** Document segment **

Deploying to Streamlit Cloud:

For a live, shareable version of your application, you can deploy it to Streamlit Cloud for free.

Push your code to a GitHub repository.
Sign up for Streamlit Cloud: Go to share.streamlit.io and sign up with your GitHub account.
Deploy the app:
- Click on “New app”.
- Select your repository and the branch where your code is.
- Ensure the “Main file path” is set to main.py.
- Click “Deploy!”.

Workshop Sessions 📚

Each session corresponds to a Jupyter notebook in the soluciones/ directory.

Session	Notebook	Topic
1	`01_load_and_clean_data.ipynb`	Loading, Inspecting & Cleaning Data
2	`02_transform_data.ipynb`	Data Transformation
3	`03_baseline_model.ipynb`	Creating a Baseline Model
4	`04_random_forest_model.ipynb`	Random Forest Classification
5	`05_xgboost_model.ipynb`	XGBoost Classification
6	`06_light_gbm_model.ipynb`	LightGBM (LGBM) Classification
7	`07_automl_pycaret.ipynb`	AutoML with PyCaret
(Optional)	`main.py` (Streamlit app)	Deploying a Model with Streamlit (Demo)

Learning Outcomes 🎯

By the end of this workshop, you’ll be able to:

Confidently load, clean, and prepare data for machine learning tasks.
Apply various data transformation techniques.
Build, train, and evaluate several industry-standard classification models in Python.
Understand the differences and trade-offs between Random Forest, XGBoost, and LightGBM.
Use AutoML to automate the model selection process.
Follow a structured approach to solving classification problems with machine learning.
Deploy a machine learning model as a web application using Streamlit.

Repository Structure 📁

.
├── figuras/                     # Contains images used in the Streamlit application
│   └── icone.png
│   └── maintenance.jpg
├── soluciones/                  # Workshop notebooks: from data processing to modeling
│   ├── 01_load_and_clean_data.ipynb
│   ├── 02_transform_data.ipynb
│   ├── 03_baseline_model.ipynb
│   ├── 04_random_forest_model.ipynb
│   ├── 05_xgboost_model.ipynb
│   ├── 06_light_gbm_model.ipynb
│   └── 07_automl_pycaret.ipynb
├── data/                        # Contains datasets for the workshop
│   ├── raw_data.csv
│   ├── clean_data.csv
│   └── transformed_data.csv
├── main.py                      # Example Streamlit application script for model deployment
├── model/                       # Contains a pre-trained example model and preprocessing objects
│   ├── final_model.joblib
│   ├── label_encoder.pkl
│   └── preprocessor_pipeline.pkl
├── requirements.txt             # Lists Python dependencies for local setup / Colab
└── utils.py                     # Utility functions for metrics and preprocessing

Prerequisites 📾

Basic Python skills: Familiarity with data types, loops, functions, and basic syntax.
Some knowledge of basic machine learning concepts: Understanding of terms like features, target, training, testing, and model evaluation.
Familiarity with pandas and scikit-learn (optional): Helpful, but not strictly required. The workshop will guide you through their usage.

** Work to be completed **
Write out everything in the workshop text from "Confidently load, clean, and" down to "with machine learning.", word for word.

** Records provided **
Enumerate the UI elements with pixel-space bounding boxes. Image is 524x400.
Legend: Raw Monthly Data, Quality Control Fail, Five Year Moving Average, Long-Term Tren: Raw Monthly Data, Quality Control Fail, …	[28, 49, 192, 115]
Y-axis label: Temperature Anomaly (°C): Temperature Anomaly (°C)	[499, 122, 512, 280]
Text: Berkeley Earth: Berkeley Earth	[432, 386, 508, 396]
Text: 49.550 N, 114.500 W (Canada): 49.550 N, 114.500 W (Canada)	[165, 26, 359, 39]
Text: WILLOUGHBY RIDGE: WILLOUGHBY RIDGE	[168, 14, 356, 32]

** Result of this task **
Confidently load, clean, and prepare data for machine learning tasks.
Apply various data transformation techniques.
Build, train, and evaluate several industry-standard classification models in Python.
Understand the differences and trade-offs between Random Forest, XGBoost, and LightGBM.
Use AutoML to automate the model selection process.
Follow a structured approach to solving classification problems with machine learning.